Transcribe the listing word for word.

[Stored data]
▼▼▼
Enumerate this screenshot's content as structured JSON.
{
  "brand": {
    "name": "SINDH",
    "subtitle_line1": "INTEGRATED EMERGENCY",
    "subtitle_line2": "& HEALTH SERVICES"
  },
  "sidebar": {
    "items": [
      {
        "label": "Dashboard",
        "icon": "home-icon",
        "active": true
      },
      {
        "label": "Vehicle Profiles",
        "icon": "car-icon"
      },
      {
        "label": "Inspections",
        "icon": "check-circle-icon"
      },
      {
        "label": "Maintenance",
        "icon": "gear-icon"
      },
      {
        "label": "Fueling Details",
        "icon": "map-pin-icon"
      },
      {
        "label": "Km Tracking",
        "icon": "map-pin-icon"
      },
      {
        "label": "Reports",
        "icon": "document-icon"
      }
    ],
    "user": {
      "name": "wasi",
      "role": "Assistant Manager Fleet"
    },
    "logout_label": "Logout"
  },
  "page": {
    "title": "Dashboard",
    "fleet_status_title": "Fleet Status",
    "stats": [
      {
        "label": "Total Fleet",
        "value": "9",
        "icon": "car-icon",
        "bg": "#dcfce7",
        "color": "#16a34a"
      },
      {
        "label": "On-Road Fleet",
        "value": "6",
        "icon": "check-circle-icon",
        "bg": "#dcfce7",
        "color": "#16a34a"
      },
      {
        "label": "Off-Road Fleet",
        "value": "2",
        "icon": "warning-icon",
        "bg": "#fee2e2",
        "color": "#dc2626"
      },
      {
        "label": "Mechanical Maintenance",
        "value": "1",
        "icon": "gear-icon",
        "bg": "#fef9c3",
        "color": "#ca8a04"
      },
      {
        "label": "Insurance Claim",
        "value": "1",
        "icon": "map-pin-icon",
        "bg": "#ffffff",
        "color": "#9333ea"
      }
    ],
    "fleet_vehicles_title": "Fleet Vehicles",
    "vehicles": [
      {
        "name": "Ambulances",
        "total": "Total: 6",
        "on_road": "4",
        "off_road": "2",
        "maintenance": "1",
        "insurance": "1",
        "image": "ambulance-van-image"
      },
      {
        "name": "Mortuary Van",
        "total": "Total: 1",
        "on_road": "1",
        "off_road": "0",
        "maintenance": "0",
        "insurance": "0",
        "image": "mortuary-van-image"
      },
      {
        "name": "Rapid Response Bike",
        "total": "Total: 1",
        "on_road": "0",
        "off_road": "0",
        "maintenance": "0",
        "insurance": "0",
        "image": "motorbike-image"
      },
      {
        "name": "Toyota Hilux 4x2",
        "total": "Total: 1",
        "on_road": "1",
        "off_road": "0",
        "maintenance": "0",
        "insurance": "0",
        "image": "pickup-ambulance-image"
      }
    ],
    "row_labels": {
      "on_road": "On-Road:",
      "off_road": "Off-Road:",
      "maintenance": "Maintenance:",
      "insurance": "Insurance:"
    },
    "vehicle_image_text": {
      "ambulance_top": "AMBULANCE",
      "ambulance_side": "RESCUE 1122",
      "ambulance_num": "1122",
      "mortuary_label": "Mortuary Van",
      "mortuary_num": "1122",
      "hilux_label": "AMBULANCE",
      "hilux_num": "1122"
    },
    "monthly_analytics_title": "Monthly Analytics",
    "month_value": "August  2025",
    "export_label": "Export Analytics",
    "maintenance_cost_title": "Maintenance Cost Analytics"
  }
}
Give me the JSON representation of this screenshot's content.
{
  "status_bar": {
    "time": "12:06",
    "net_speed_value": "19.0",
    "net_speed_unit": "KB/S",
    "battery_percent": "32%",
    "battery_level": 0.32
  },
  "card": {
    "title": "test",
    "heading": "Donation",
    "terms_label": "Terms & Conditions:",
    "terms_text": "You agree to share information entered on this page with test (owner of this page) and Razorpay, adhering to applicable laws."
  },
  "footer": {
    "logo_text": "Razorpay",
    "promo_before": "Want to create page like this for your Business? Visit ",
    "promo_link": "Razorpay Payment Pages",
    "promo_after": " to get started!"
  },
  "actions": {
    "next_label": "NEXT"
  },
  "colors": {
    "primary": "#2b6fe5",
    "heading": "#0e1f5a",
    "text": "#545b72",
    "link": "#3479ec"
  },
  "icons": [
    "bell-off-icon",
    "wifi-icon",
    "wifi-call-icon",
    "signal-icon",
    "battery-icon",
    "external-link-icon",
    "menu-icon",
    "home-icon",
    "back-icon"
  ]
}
▲▲▲
Output:
Enumerate this screenshot's content as structured JSON.
{
  "brand": {
    "name": "SINDH",
    "subtitle_line1": "INTEGRATED EMERGENCY",
    "subtitle_line2": "& HEALTH SERVICES"
  },
  "sidebar": {
    "items": [
      {
        "label": "Dashboard",
        "icon": "home-icon",
        "active": true
      },
      {
        "label": "Vehicle Profiles",
        "icon": "car-icon"
      },
      {
        "label": "Inspections",
        "icon": "check-circle-icon"
      },
      {
        "label": "Maintenance",
        "icon": "gear-icon"
      },
      {
        "label": "Fueling Details",
        "icon": "map-pin-icon"
      },
      {
        "label": "Km Tracking",
        "icon": "map-pin-icon"
      },
      {
        "label": "Reports",
        "icon": "document-icon"
      }
    ],
    "user": {
      "name": "wasi",
      "role": "Assistant Manager Fleet"
    },
    "logout_label": "Logout"
  },
  "page": {
    "title": "Dashboard",
    "fleet_status_title": "Fleet Status",
    "stats": [
      {
        "label": "Total Fleet",
        "value": "9",
        "icon": "car-icon",
        "bg": "#dcfce7",
        "color": "#16a34a"
      },
      {
        "label": "On-Road Fleet",
        "value": "6",
        "icon": "check-circle-icon",
        "bg": "#dcfce7",
        "color": "#16a34a"
      },
      {
        "label": "Off-Road Fleet",
        "value": "2",
        "icon": "warning-icon",
        "bg": "#fee2e2",
        "color": "#dc2626"
      },
      {
        "label": "Mechanical Maintenance",
        "value": "1",
        "icon": "gear-icon",
        "bg": "#fef9c3",
        "color": "#ca8a04"
      },
      {
        "label": "Insurance Claim",
        "value": "1",
        "icon": "map-pin-icon",
        "bg": "#ffffff",
        "color": "#9333ea"
      }
    ],
    "fleet_vehicles_title": "Fleet Vehicles",
    "vehicles": [
      {
        "name": "Ambulances",
        "total": "Total: 6",
        "on_road": "4",
        "off_road": "2",
        "maintenance": "1",
        "insurance": "1",
        "image": "ambulance-van-image"
      },
      {
        "name": "Mortuary Van",
        "total": "Total: 1",
        "on_road": "1",
        "off_road": "0",
        "maintenance": "0",
        "insurance": "0",
        "image": "mortuary-van-image"
      },
      {
        "name": "Rapid Response Bike",
        "total": "Total: 1",
        "on_road": "0",
        "off_road": "0",
        "maintenance": "0",
        "insurance": "0",
        "image": "motorbike-image"
      },
      {
        "name": "Toyota Hilux 4x2",
        "total": "Total: 1",
        "on_road": "1",
        "off_road": "0",
        "maintenance": "0",
        "insurance": "0",
        "image": "pickup-ambulance-image"
      }
    ],
    "row_labels": {
      "on_road": "On-Road:",
      "off_road": "Off-Road:",
      "maintenance": "Maintenance:",
      "insurance": "Insurance:"
    },
    "vehicle_image_text": {
      "ambulance_top": "AMBULANCE",
      "ambulance_side": "RESCUE 1122",
      "ambulance_num": "1122",
      "mortuary_label": "Mortuary Van",
      "mortuary_num": "1122",
      "hilux_label": "AMBULANCE",
      "hilux_num": "1122"
    },
    "monthly_analytics_title": "Monthly Analytics",
    "month_value": "August  2025",
    "export_label": "Export Analytics",
    "maintenance_cost_title": "Maintenance Cost Analytics"
  }
}
Give me the JSON representation of this screenshot's content.
{
  "status_bar": {
    "time": "12:06",
    "net_speed_value": "19.0",
    "net_speed_unit": "KB/S",
    "battery_percent": "32%",
    "battery_level": 0.32
  },
  "card": {
    "title": "test",
    "heading": "Donation",
    "terms_label": "Terms & Conditions:",
    "terms_text": "You agree to share information entered on this page with test (owner of this page) and Razorpay, adhering to applicable laws."
  },
  "footer": {
    "logo_text": "Razorpay",
    "promo_before": "Want to create page like this for your Business? Visit ",
    "promo_link": "Razorpay Payment Pages",
    "promo_after": " to get started!"
  },
  "actions": {
    "next_label": "NEXT"
  },
  "colors": {
    "primary": "#2b6fe5",
    "heading": "#0e1f5a",
    "text": "#545b72",
    "link": "#3479ec"
  },
  "icons": [
    "bell-off-icon",
    "wifi-icon",
    "wifi-call-icon",
    "signal-icon",
    "battery-icon",
    "external-link-icon",
    "menu-icon",
    "home-icon",
    "back-icon"
  ]
}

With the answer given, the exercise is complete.